[Start Task inputs]
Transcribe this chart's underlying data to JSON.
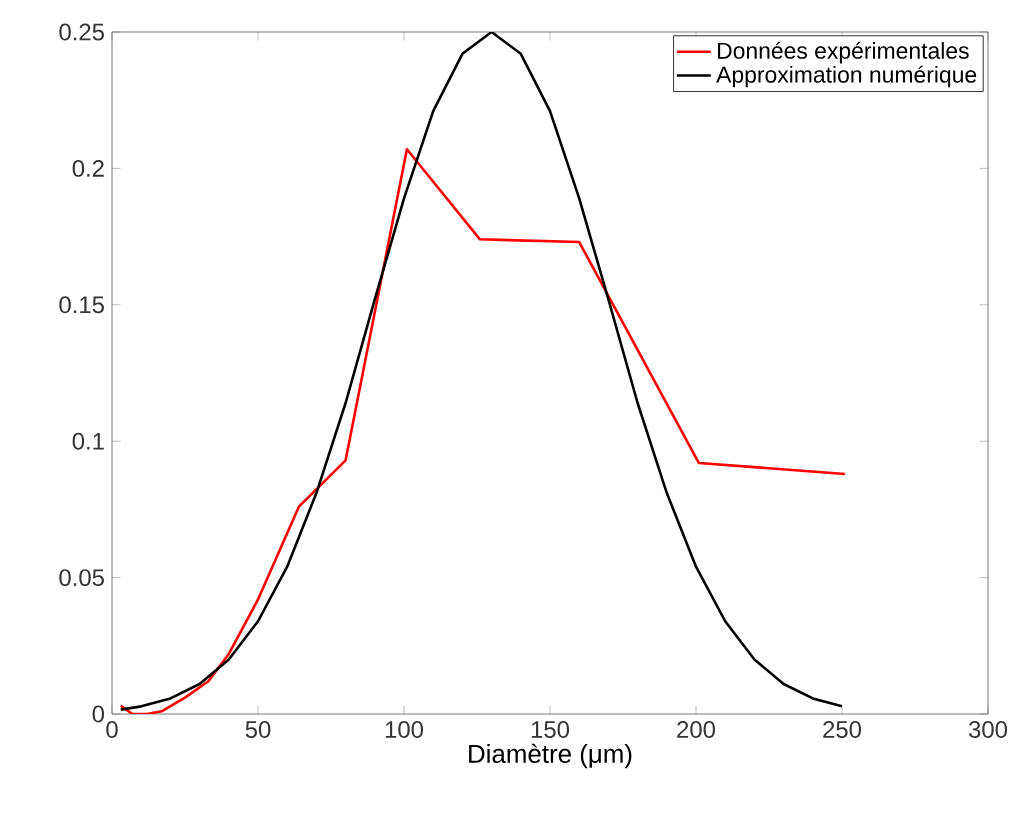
{
  "chart_data": {
    "type": "line",
    "xlabel": "Diamètre (μm)",
    "xlim": [
      0,
      300
    ],
    "xticks": [
      0,
      50,
      100,
      150,
      200,
      250,
      300
    ],
    "ylim": [
      0,
      0.25
    ],
    "yticks": [
      0,
      0.05,
      0.1,
      0.15,
      0.2,
      0.25
    ],
    "grid": false,
    "legend": "top right",
    "marker": "none",
    "line_style": "solid",
    "series": [
      {
        "name": "Données expérimentales",
        "color": "#ff0000",
        "x": [
          3,
          7,
          12,
          17,
          25,
          33,
          40,
          50,
          64,
          80,
          101,
          126,
          160,
          201,
          251
        ],
        "values": [
          0.003,
          0,
          0,
          0.001,
          0.006,
          0.012,
          0.022,
          0.042,
          0.076,
          0.093,
          0.207,
          0.174,
          0.173,
          0.092,
          0.088
        ]
      },
      {
        "name": "Approximation numérique",
        "color": "#000000",
        "x": [
          3,
          10,
          20,
          30,
          40,
          50,
          60,
          70,
          80,
          90,
          100,
          110,
          120,
          130,
          140,
          150,
          160,
          170,
          180,
          190,
          200,
          210,
          220,
          230,
          240,
          250
        ],
        "values": [
          0.0016,
          0.0028,
          0.0057,
          0.011,
          0.02,
          0.034,
          0.054,
          0.081,
          0.114,
          0.152,
          0.189,
          0.221,
          0.242,
          0.25,
          0.242,
          0.221,
          0.189,
          0.152,
          0.114,
          0.081,
          0.054,
          0.034,
          0.02,
          0.011,
          0.0057,
          0.0028
        ]
      }
    ]
  }
}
[End Task inputs]
▶ [Do this]: Transcribe each entry above exactly, apart from the pictures.

▶ [Exercise response]:
Transcribe this chart's underlying data to JSON.
{
  "chart_data": {
    "type": "line",
    "xlabel": "Diamètre (μm)",
    "xlim": [
      0,
      300
    ],
    "xticks": [
      0,
      50,
      100,
      150,
      200,
      250,
      300
    ],
    "ylim": [
      0,
      0.25
    ],
    "yticks": [
      0,
      0.05,
      0.1,
      0.15,
      0.2,
      0.25
    ],
    "grid": false,
    "legend": "top right",
    "marker": "none",
    "line_style": "solid",
    "series": [
      {
        "name": "Données expérimentales",
        "color": "#ff0000",
        "x": [
          3,
          7,
          12,
          17,
          25,
          33,
          40,
          50,
          64,
          80,
          101,
          126,
          160,
          201,
          251
        ],
        "values": [
          0.003,
          0,
          0,
          0.001,
          0.006,
          0.012,
          0.022,
          0.042,
          0.076,
          0.093,
          0.207,
          0.174,
          0.173,
          0.092,
          0.088
        ]
      },
      {
        "name": "Approximation numérique",
        "color": "#000000",
        "x": [
          3,
          10,
          20,
          30,
          40,
          50,
          60,
          70,
          80,
          90,
          100,
          110,
          120,
          130,
          140,
          150,
          160,
          170,
          180,
          190,
          200,
          210,
          220,
          230,
          240,
          250
        ],
        "values": [
          0.0016,
          0.0028,
          0.0057,
          0.011,
          0.02,
          0.034,
          0.054,
          0.081,
          0.114,
          0.152,
          0.189,
          0.221,
          0.242,
          0.25,
          0.242,
          0.221,
          0.189,
          0.152,
          0.114,
          0.081,
          0.054,
          0.034,
          0.02,
          0.011,
          0.0057,
          0.0028
        ]
      }
    ]
  }
}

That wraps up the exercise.